— start Material —

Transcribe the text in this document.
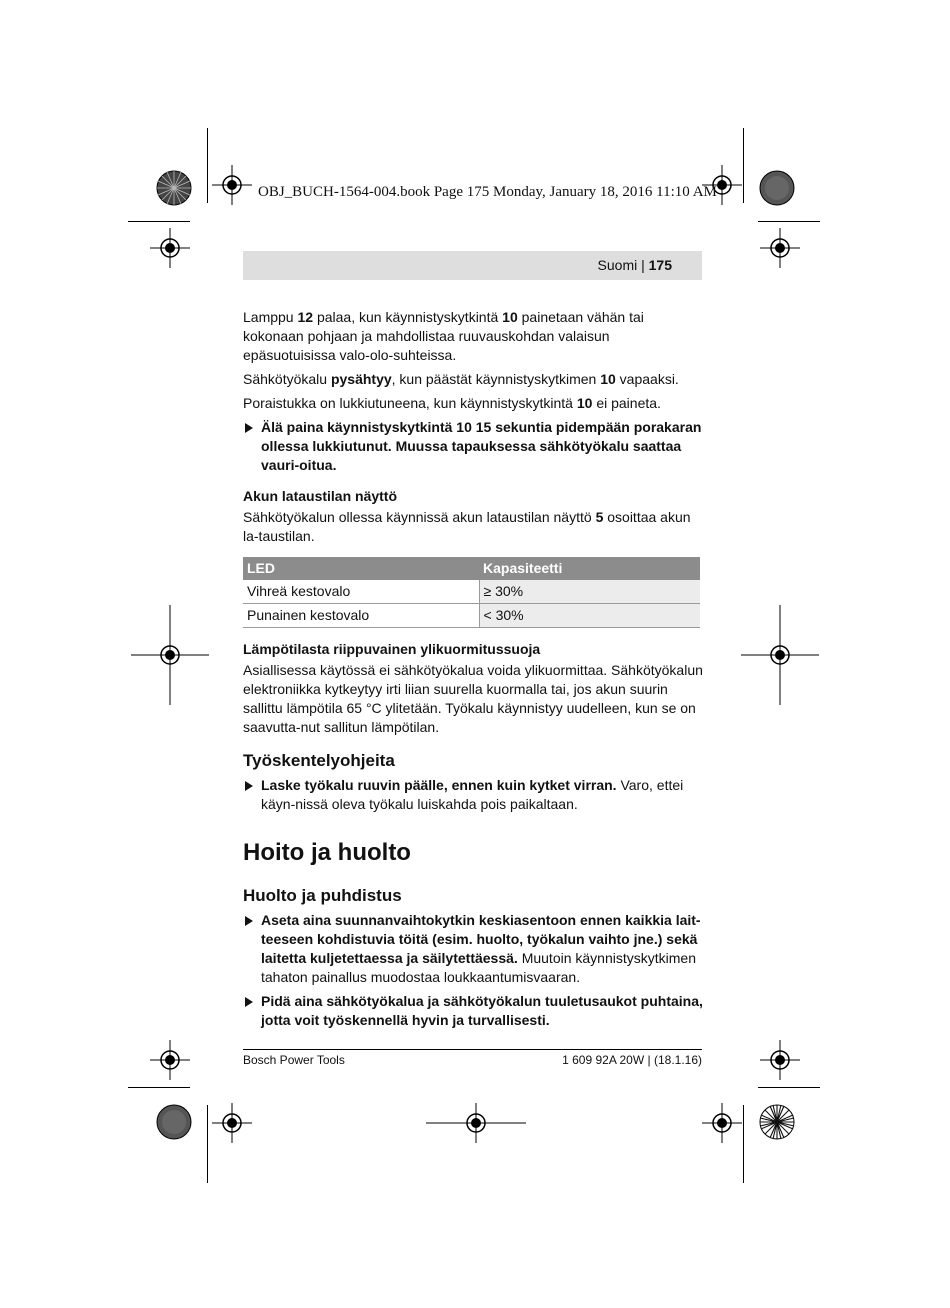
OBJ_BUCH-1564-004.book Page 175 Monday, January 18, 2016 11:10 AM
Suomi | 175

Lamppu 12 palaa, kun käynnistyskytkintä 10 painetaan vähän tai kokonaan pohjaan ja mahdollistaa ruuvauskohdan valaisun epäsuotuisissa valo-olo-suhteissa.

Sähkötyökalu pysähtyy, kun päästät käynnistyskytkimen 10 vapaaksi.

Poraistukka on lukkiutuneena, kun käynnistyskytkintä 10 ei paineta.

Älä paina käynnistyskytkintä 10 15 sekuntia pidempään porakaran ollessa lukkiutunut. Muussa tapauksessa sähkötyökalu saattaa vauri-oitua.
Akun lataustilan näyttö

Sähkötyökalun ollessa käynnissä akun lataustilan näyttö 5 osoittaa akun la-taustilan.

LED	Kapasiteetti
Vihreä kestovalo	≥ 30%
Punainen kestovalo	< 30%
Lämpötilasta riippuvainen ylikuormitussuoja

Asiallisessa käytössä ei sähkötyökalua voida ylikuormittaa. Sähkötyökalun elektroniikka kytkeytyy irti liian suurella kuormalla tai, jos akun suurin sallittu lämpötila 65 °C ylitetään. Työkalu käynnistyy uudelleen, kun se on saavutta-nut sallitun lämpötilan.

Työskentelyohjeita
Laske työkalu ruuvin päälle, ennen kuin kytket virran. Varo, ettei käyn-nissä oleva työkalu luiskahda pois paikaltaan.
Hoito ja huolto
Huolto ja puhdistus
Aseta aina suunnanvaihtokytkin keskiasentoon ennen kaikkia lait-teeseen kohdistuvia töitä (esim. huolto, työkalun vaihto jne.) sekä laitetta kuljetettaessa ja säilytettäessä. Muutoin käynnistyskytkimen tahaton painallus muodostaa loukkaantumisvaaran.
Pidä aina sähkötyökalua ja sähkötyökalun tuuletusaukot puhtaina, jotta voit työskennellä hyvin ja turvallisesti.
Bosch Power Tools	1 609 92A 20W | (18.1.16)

— end Material —

[Directions]
Copy each line of the entries that includes the word "ollessa".

[Full answer]
Älä paina käynnistyskytkintä 10 15 sekuntia pidempään porakaran ollessa lukkiutunut. Muussa tapauksessa sähkötyökalu saattaa vauri-oitua.
Sähkötyökalun ollessa käynnissä akun lataustilan näyttö 5 osoittaa akun la-taustilan.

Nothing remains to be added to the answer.